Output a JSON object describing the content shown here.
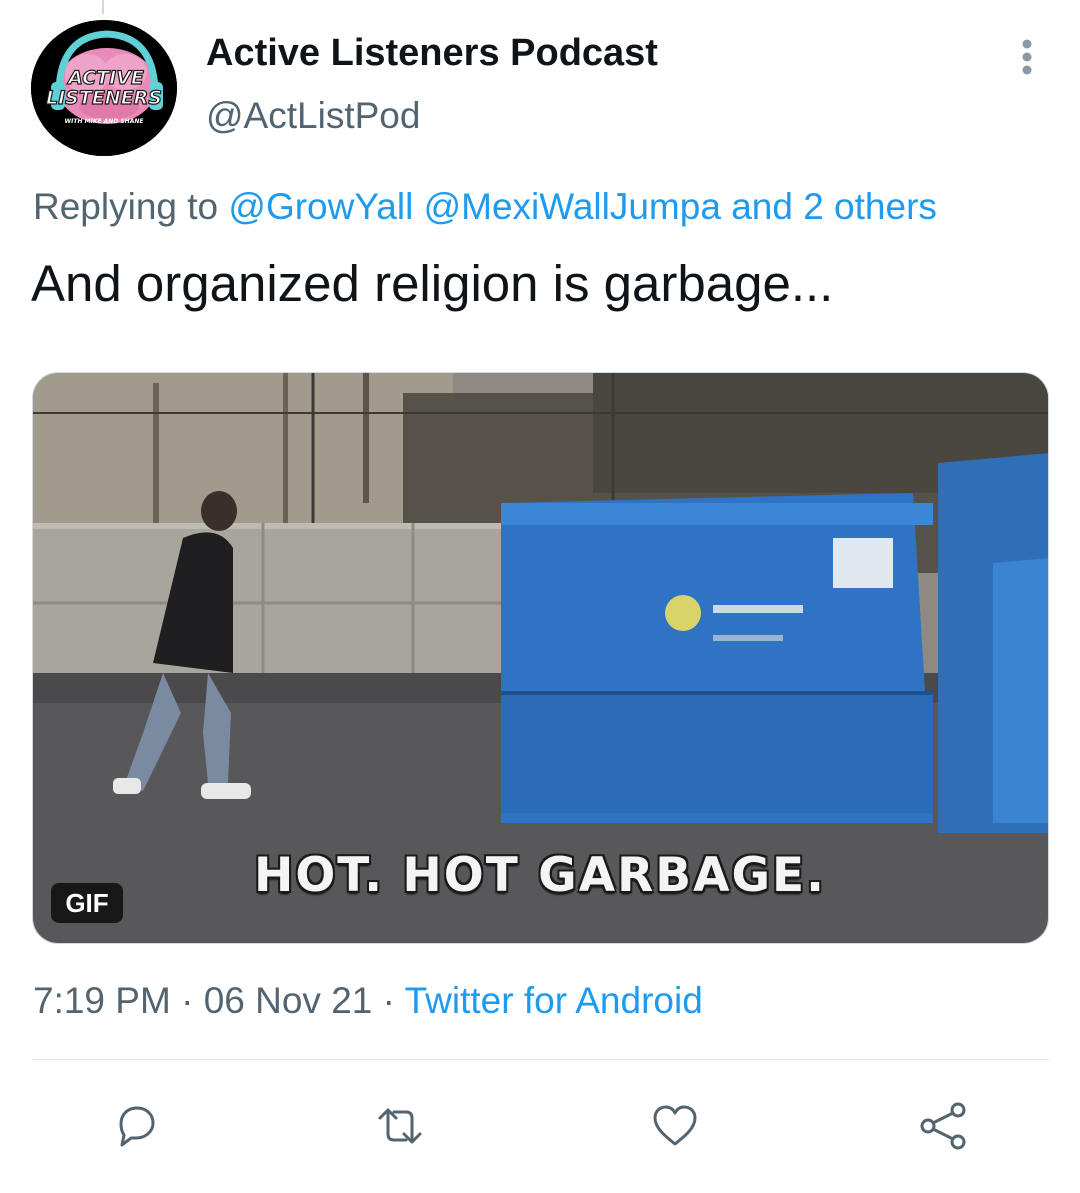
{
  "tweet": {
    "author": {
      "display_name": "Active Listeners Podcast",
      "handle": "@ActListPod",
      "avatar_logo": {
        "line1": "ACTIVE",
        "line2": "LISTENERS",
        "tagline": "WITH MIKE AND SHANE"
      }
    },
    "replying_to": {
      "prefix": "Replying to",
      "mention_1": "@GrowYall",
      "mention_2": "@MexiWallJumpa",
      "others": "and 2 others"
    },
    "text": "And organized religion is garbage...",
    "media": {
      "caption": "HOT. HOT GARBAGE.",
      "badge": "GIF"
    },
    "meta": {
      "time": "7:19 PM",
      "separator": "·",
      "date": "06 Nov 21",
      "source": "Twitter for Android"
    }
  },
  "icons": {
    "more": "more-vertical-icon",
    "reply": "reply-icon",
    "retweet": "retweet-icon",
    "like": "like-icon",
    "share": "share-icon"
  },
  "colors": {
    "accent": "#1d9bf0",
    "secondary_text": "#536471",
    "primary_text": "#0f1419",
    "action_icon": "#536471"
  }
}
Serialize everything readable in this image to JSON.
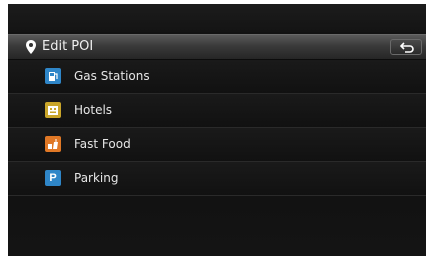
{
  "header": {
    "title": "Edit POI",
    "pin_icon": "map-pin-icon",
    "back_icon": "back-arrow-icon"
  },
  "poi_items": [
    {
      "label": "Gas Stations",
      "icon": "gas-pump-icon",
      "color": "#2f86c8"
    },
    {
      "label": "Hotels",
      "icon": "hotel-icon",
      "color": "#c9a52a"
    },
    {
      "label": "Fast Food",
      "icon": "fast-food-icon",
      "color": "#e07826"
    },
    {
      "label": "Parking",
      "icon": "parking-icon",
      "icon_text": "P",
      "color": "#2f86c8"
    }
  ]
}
----------
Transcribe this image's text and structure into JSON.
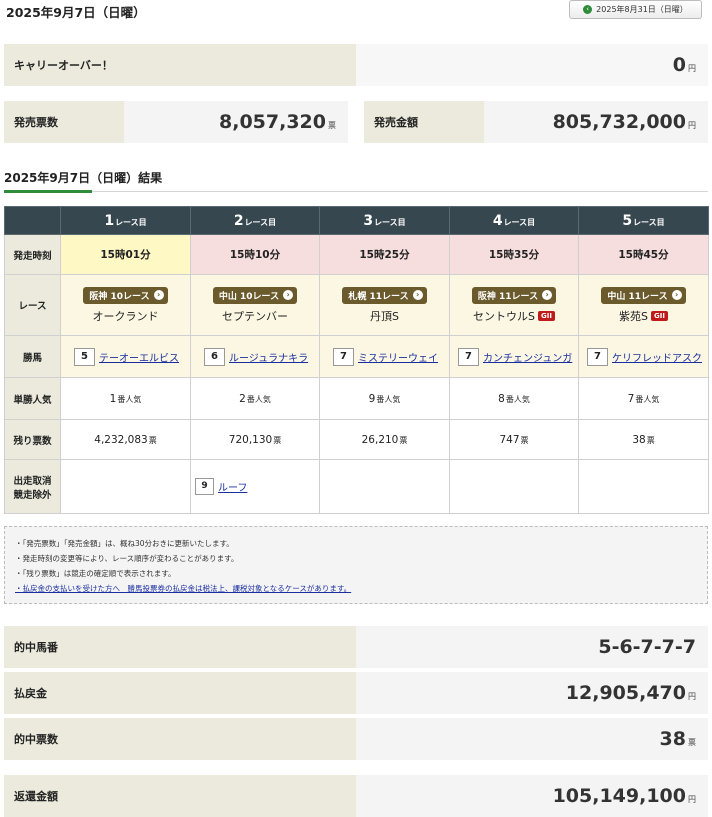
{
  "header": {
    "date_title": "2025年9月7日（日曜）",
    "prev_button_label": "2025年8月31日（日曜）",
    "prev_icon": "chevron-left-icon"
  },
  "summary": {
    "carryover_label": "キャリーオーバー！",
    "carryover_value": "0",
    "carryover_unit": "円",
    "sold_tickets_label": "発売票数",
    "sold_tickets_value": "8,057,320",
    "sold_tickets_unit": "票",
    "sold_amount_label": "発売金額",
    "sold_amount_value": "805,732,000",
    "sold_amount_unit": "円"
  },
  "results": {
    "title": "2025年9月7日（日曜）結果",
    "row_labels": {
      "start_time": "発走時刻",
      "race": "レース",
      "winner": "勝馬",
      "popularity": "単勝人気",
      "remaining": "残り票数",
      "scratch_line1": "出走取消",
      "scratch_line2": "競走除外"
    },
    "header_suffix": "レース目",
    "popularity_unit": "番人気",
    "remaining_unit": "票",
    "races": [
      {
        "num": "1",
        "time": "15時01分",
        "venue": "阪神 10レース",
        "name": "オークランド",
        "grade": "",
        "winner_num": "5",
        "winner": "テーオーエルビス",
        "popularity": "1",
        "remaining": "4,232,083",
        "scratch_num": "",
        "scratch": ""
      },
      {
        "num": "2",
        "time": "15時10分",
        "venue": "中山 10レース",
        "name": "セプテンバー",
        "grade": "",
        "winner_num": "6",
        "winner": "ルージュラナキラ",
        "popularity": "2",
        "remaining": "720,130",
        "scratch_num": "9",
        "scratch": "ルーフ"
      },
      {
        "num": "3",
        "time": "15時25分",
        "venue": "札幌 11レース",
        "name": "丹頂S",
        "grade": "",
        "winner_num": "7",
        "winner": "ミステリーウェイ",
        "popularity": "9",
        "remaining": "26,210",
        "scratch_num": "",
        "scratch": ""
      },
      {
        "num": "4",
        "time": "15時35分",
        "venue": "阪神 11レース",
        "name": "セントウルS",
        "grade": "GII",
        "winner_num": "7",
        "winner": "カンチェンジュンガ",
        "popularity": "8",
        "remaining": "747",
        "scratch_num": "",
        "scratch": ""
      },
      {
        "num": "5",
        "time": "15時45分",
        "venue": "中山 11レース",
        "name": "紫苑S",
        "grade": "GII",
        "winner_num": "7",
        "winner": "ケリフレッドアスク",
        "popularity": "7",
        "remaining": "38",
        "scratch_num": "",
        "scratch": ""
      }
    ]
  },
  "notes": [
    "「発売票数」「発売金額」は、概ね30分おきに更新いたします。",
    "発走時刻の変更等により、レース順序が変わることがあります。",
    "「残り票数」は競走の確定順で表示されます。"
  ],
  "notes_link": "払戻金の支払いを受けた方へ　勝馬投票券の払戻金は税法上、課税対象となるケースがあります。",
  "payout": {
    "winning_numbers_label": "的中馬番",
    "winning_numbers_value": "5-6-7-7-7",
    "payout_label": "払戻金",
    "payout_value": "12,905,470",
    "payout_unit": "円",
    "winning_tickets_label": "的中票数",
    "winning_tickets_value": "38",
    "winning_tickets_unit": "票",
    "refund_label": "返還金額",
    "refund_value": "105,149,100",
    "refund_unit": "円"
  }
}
----------
WRITTEN INSTRUCTION: Show the lines from the data above that contain the string "発売金額".

OUTPUT FOR THIS TASK:
    "sold_amount_label": "発売金額",
    "「発売票数」「発売金額」は、概ね30分おきに更新いたします。",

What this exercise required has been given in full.